▶ _Exercise task_: Print each line exactly as it is given.
--
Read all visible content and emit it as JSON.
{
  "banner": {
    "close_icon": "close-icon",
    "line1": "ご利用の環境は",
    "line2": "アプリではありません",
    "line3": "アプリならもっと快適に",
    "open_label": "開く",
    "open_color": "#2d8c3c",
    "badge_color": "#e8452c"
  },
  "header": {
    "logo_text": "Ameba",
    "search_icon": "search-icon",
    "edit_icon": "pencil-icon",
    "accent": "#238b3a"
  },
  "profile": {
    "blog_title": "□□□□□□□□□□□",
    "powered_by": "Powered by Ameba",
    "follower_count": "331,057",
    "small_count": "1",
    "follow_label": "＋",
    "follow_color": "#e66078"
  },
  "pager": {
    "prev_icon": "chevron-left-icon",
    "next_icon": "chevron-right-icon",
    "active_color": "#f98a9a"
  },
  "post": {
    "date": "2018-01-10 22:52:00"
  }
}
--
▶ _Response for this exercise_:
Read all visible content and emit it as JSON.
{
  "banner": {
    "close_icon": "close-icon",
    "line1": "ご利用の環境は",
    "line2": "アプリではありません",
    "line3": "アプリならもっと快適に",
    "open_label": "開く",
    "open_color": "#2d8c3c",
    "badge_color": "#e8452c"
  },
  "header": {
    "logo_text": "Ameba",
    "search_icon": "search-icon",
    "edit_icon": "pencil-icon",
    "accent": "#238b3a"
  },
  "profile": {
    "blog_title": "□□□□□□□□□□□",
    "powered_by": "Powered by Ameba",
    "follower_count": "331,057",
    "small_count": "1",
    "follow_label": "＋",
    "follow_color": "#e66078"
  },
  "pager": {
    "prev_icon": "chevron-left-icon",
    "next_icon": "chevron-right-icon",
    "active_color": "#f98a9a"
  },
  "post": {
    "date": "2018-01-10 22:52:00"
  }
}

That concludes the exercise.